• [Directions] Please quote the material exactly, every line of it.

• [Data shown]
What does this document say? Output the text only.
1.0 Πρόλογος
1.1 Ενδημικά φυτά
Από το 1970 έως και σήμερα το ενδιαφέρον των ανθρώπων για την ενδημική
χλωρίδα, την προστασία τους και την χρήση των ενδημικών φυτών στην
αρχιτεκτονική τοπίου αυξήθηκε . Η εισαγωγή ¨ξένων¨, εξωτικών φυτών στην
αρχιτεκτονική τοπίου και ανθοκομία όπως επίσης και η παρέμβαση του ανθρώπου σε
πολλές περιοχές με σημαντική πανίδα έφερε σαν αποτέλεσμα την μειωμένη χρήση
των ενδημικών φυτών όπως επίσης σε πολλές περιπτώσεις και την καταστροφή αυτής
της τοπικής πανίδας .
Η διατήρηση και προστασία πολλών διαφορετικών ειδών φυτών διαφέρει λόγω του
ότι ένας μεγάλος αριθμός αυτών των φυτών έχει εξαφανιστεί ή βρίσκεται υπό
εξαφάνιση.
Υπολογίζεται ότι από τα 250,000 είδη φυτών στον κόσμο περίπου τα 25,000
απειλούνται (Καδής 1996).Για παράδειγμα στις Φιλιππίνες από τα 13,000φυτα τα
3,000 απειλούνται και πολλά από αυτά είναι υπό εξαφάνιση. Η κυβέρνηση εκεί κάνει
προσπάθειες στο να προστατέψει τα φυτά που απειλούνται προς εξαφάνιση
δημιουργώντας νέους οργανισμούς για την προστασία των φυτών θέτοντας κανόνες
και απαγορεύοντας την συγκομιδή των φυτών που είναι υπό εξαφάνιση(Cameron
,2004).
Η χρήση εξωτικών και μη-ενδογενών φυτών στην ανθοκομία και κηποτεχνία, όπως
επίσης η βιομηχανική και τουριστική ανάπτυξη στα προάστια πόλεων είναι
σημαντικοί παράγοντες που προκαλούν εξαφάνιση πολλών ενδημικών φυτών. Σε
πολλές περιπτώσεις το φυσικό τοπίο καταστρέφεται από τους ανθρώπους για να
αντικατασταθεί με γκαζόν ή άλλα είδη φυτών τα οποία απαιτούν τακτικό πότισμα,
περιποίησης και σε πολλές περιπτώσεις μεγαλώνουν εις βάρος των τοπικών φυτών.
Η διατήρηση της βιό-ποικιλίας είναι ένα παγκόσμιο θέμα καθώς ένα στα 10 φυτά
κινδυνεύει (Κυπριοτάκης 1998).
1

• [Response for this exercise]
What does this document say? Output the text only.
1.0 Πρόλογος
1.1 Ενδημικά φυτά
Από το 1970 έως και σήμερα το ενδιαφέρον των ανθρώπων για την ενδημική
χλωρίδα, την προστασία τους και την χρήση των ενδημικών φυτών στην
αρχιτεκτονική τοπίου αυξήθηκε . Η εισαγωγή ¨ξένων¨, εξωτικών φυτών στην
αρχιτεκτονική τοπίου και ανθοκομία όπως επίσης και η παρέμβαση του ανθρώπου σε
πολλές περιοχές με σημαντική πανίδα έφερε σαν αποτέλεσμα την μειωμένη χρήση
των ενδημικών φυτών όπως επίσης σε πολλές περιπτώσεις και την καταστροφή αυτής
της τοπικής πανίδας .
Η διατήρηση και προστασία πολλών διαφορετικών ειδών φυτών διαφέρει λόγω του
ότι ένας μεγάλος αριθμός αυτών των φυτών έχει εξαφανιστεί ή βρίσκεται υπό
εξαφάνιση.
Υπολογίζεται ότι από τα 250,000 είδη φυτών στον κόσμο περίπου τα 25,000
απειλούνται (Καδής 1996).Για παράδειγμα στις Φιλιππίνες από τα 13,000φυτα τα
3,000 απειλούνται και πολλά από αυτά είναι υπό εξαφάνιση. Η κυβέρνηση εκεί κάνει
προσπάθειες στο να προστατέψει τα φυτά που απειλούνται προς εξαφάνιση
δημιουργώντας νέους οργανισμούς για την προστασία των φυτών θέτοντας κανόνες
και απαγορεύοντας την συγκομιδή των φυτών που είναι υπό εξαφάνιση(Cameron
,2004).
Η χρήση εξωτικών και μη-ενδογενών φυτών στην ανθοκομία και κηποτεχνία, όπως
επίσης η βιομηχανική και τουριστική ανάπτυξη στα προάστια πόλεων είναι
σημαντικοί παράγοντες που προκαλούν εξαφάνιση πολλών ενδημικών φυτών. Σε
πολλές περιπτώσεις το φυσικό τοπίο καταστρέφεται από τους ανθρώπους για να
αντικατασταθεί με γκαζόν ή άλλα είδη φυτών τα οποία απαιτούν τακτικό πότισμα,
περιποίησης και σε πολλές περιπτώσεις μεγαλώνουν εις βάρος των τοπικών φυτών.
Η διατήρηση της βιό-ποικιλίας είναι ένα παγκόσμιο θέμα καθώς ένα στα 10 φυτά
κινδυνεύει (Κυπριοτάκης 1998).
1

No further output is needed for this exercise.